**What the exercise asks:**
Here are some entries; quote each one exactly.

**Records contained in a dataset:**
§ §
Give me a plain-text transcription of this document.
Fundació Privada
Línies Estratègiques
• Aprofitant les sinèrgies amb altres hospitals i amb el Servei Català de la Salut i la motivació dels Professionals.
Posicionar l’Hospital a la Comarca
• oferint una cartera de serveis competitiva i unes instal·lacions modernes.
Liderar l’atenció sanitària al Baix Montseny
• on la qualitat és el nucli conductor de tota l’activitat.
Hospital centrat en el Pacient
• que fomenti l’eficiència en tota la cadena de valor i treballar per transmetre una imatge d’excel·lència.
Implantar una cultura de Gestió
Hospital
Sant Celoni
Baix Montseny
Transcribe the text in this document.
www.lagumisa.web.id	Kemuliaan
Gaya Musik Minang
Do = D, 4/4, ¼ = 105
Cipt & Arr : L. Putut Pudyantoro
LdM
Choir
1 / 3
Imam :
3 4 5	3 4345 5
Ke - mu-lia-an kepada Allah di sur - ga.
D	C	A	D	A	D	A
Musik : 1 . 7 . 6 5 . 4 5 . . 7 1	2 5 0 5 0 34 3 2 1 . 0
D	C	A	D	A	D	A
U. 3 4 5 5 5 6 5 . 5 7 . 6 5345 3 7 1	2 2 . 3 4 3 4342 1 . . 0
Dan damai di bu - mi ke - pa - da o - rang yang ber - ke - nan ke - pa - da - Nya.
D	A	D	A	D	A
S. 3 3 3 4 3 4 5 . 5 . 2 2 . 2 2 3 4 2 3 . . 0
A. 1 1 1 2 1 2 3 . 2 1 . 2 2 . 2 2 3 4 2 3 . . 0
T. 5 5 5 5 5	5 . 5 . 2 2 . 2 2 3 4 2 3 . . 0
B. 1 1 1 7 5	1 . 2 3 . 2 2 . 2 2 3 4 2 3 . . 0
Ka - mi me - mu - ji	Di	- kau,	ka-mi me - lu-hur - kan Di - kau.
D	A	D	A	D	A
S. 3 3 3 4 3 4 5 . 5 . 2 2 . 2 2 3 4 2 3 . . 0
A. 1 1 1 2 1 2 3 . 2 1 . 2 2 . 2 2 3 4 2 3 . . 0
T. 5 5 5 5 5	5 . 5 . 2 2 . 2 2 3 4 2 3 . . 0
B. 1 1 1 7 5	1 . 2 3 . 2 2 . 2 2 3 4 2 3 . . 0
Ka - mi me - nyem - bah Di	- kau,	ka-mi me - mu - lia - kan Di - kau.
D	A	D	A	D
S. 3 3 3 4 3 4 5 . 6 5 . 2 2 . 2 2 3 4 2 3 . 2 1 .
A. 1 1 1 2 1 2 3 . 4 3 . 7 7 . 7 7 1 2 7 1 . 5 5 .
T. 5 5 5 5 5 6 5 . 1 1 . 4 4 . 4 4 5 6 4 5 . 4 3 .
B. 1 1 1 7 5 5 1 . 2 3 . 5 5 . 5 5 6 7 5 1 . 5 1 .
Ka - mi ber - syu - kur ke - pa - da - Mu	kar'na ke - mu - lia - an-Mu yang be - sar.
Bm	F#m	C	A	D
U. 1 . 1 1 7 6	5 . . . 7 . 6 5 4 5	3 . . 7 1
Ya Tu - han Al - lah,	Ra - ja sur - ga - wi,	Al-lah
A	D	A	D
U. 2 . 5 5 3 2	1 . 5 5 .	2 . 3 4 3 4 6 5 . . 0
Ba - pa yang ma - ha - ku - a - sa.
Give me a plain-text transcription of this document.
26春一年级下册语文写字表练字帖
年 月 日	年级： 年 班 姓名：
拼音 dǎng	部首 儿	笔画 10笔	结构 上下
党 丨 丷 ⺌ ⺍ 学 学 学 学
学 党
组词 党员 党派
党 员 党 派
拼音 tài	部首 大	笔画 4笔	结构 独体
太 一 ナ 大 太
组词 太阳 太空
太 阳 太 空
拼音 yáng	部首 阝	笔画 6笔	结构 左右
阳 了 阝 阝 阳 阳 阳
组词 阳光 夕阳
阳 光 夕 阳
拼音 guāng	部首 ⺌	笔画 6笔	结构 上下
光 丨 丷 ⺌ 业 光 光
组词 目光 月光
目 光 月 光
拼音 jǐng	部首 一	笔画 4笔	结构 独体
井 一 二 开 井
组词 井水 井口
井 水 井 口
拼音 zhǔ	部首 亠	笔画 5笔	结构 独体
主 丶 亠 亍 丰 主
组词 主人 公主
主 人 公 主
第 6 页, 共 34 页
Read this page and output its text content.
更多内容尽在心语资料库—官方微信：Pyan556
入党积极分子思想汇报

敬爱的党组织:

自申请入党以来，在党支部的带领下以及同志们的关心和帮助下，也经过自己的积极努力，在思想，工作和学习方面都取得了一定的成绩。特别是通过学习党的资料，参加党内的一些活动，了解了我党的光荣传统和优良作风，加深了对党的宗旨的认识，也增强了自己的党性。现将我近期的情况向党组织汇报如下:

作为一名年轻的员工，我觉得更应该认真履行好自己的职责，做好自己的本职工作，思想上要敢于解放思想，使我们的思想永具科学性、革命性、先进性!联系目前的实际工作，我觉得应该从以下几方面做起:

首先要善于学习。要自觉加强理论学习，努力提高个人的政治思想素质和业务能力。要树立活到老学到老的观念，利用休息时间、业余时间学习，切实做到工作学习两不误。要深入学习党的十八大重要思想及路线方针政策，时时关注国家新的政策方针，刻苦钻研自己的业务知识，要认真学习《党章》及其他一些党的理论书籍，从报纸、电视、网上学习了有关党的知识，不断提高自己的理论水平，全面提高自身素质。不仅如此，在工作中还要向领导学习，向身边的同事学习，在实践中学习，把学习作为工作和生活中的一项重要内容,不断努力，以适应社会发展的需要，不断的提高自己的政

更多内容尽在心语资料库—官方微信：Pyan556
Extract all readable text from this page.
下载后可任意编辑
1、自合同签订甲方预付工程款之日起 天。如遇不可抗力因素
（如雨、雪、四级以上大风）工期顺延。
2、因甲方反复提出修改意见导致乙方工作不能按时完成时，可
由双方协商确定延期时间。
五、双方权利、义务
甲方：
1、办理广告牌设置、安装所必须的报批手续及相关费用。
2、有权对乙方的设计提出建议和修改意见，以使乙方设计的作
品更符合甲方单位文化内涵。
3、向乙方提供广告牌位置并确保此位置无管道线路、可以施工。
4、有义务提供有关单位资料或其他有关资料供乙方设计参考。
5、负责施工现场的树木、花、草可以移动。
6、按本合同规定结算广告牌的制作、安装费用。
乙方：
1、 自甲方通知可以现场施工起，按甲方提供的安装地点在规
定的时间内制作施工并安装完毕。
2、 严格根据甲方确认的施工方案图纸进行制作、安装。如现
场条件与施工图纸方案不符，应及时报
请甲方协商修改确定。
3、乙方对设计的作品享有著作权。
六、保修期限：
§ §
**Reply:**
Give me a plain-text transcription of this document.
Fundació Privada
Línies Estratègiques
• Aprofitant les sinèrgies amb altres hospitals i amb el Servei Català de la Salut i la motivació dels Professionals.
Posicionar l’Hospital a la Comarca
• oferint una cartera de serveis competitiva i unes instal·lacions modernes.
Liderar l’atenció sanitària al Baix Montseny
• on la qualitat és el nucli conductor de tota l’activitat.
Hospital centrat en el Pacient
• que fomenti l’eficiència en tota la cadena de valor i treballar per transmetre una imatge d’excel·lència.
Implantar una cultura de Gestió
Hospital
Sant Celoni
Baix Montseny
Transcribe the text in this document.
www.lagumisa.web.id	Kemuliaan
Gaya Musik Minang
Do = D, 4/4, ¼ = 105
Cipt & Arr : L. Putut Pudyantoro
LdM
Choir
1 / 3
Imam :
3 4 5	3 4345 5
Ke - mu-lia-an kepada Allah di sur - ga.
D	C	A	D	A	D	A
Musik : 1 . 7 . 6 5 . 4 5 . . 7 1	2 5 0 5 0 34 3 2 1 . 0
D	C	A	D	A	D	A
U. 3 4 5 5 5 6 5 . 5 7 . 6 5345 3 7 1	2 2 . 3 4 3 4342 1 . . 0
Dan damai di bu - mi ke - pa - da o - rang yang ber - ke - nan ke - pa - da - Nya.
D	A	D	A	D	A
S. 3 3 3 4 3 4 5 . 5 . 2 2 . 2 2 3 4 2 3 . . 0
A. 1 1 1 2 1 2 3 . 2 1 . 2 2 . 2 2 3 4 2 3 . . 0
T. 5 5 5 5 5	5 . 5 . 2 2 . 2 2 3 4 2 3 . . 0
B. 1 1 1 7 5	1 . 2 3 . 2 2 . 2 2 3 4 2 3 . . 0
Ka - mi me - mu - ji	Di	- kau,	ka-mi me - lu-hur - kan Di - kau.
D	A	D	A	D	A
S. 3 3 3 4 3 4 5 . 5 . 2 2 . 2 2 3 4 2 3 . . 0
A. 1 1 1 2 1 2 3 . 2 1 . 2 2 . 2 2 3 4 2 3 . . 0
T. 5 5 5 5 5	5 . 5 . 2 2 . 2 2 3 4 2 3 . . 0
B. 1 1 1 7 5	1 . 2 3 . 2 2 . 2 2 3 4 2 3 . . 0
Ka - mi me - nyem - bah Di	- kau,	ka-mi me - mu - lia - kan Di - kau.
D	A	D	A	D
S. 3 3 3 4 3 4 5 . 6 5 . 2 2 . 2 2 3 4 2 3 . 2 1 .
A. 1 1 1 2 1 2 3 . 4 3 . 7 7 . 7 7 1 2 7 1 . 5 5 .
T. 5 5 5 5 5 6 5 . 1 1 . 4 4 . 4 4 5 6 4 5 . 4 3 .
B. 1 1 1 7 5 5 1 . 2 3 . 5 5 . 5 5 6 7 5 1 . 5 1 .
Ka - mi ber - syu - kur ke - pa - da - Mu	kar'na ke - mu - lia - an-Mu yang be - sar.
Bm	F#m	C	A	D
U. 1 . 1 1 7 6	5 . . . 7 . 6 5 4 5	3 . . 7 1
Ya Tu - han Al - lah,	Ra - ja sur - ga - wi,	Al-lah
A	D	A	D
U. 2 . 5 5 3 2	1 . 5 5 .	2 . 3 4 3 4 6 5 . . 0
Ba - pa yang ma - ha - ku - a - sa.
Give me a plain-text transcription of this document.
26春一年级下册语文写字表练字帖
年 月 日	年级： 年 班 姓名：
拼音 dǎng	部首 儿	笔画 10笔	结构 上下
党 丨 丷 ⺌ ⺍ 学 学 学 学
学 党
组词 党员 党派
党 员 党 派
拼音 tài	部首 大	笔画 4笔	结构 独体
太 一 ナ 大 太
组词 太阳 太空
太 阳 太 空
拼音 yáng	部首 阝	笔画 6笔	结构 左右
阳 了 阝 阝 阳 阳 阳
组词 阳光 夕阳
阳 光 夕 阳
拼音 guāng	部首 ⺌	笔画 6笔	结构 上下
光 丨 丷 ⺌ 业 光 光
组词 目光 月光
目 光 月 光
拼音 jǐng	部首 一	笔画 4笔	结构 独体
井 一 二 开 井
组词 井水 井口
井 水 井 口
拼音 zhǔ	部首 亠	笔画 5笔	结构 独体
主 丶 亠 亍 丰 主
组词 主人 公主
主 人 公 主
第 6 页, 共 34 页
Read this page and output its text content.
更多内容尽在心语资料库—官方微信：Pyan556
入党积极分子思想汇报

敬爱的党组织:

自申请入党以来，在党支部的带领下以及同志们的关心和帮助下，也经过自己的积极努力，在思想，工作和学习方面都取得了一定的成绩。特别是通过学习党的资料，参加党内的一些活动，了解了我党的光荣传统和优良作风，加深了对党的宗旨的认识，也增强了自己的党性。现将我近期的情况向党组织汇报如下:

作为一名年轻的员工，我觉得更应该认真履行好自己的职责，做好自己的本职工作，思想上要敢于解放思想，使我们的思想永具科学性、革命性、先进性!联系目前的实际工作，我觉得应该从以下几方面做起:

首先要善于学习。要自觉加强理论学习，努力提高个人的政治思想素质和业务能力。要树立活到老学到老的观念，利用休息时间、业余时间学习，切实做到工作学习两不误。要深入学习党的十八大重要思想及路线方针政策，时时关注国家新的政策方针，刻苦钻研自己的业务知识，要认真学习《党章》及其他一些党的理论书籍，从报纸、电视、网上学习了有关党的知识，不断提高自己的理论水平，全面提高自身素质。不仅如此，在工作中还要向领导学习，向身边的同事学习，在实践中学习，把学习作为工作和生活中的一项重要内容,不断努力，以适应社会发展的需要，不断的提高自己的政

更多内容尽在心语资料库—官方微信：Pyan556
Extract all readable text from this page.
下载后可任意编辑
1、自合同签订甲方预付工程款之日起 天。如遇不可抗力因素
（如雨、雪、四级以上大风）工期顺延。
2、因甲方反复提出修改意见导致乙方工作不能按时完成时，可
由双方协商确定延期时间。
五、双方权利、义务
甲方：
1、办理广告牌设置、安装所必须的报批手续及相关费用。
2、有权对乙方的设计提出建议和修改意见，以使乙方设计的作
品更符合甲方单位文化内涵。
3、向乙方提供广告牌位置并确保此位置无管道线路、可以施工。
4、有义务提供有关单位资料或其他有关资料供乙方设计参考。
5、负责施工现场的树木、花、草可以移动。
6、按本合同规定结算广告牌的制作、安装费用。
乙方：
1、 自甲方通知可以现场施工起，按甲方提供的安装地点在规
定的时间内制作施工并安装完毕。
2、 严格根据甲方确认的施工方案图纸进行制作、安装。如现
场条件与施工图纸方案不符，应及时报
请甲方协商修改确定。
3、乙方对设计的作品享有著作权。
六、保修期限：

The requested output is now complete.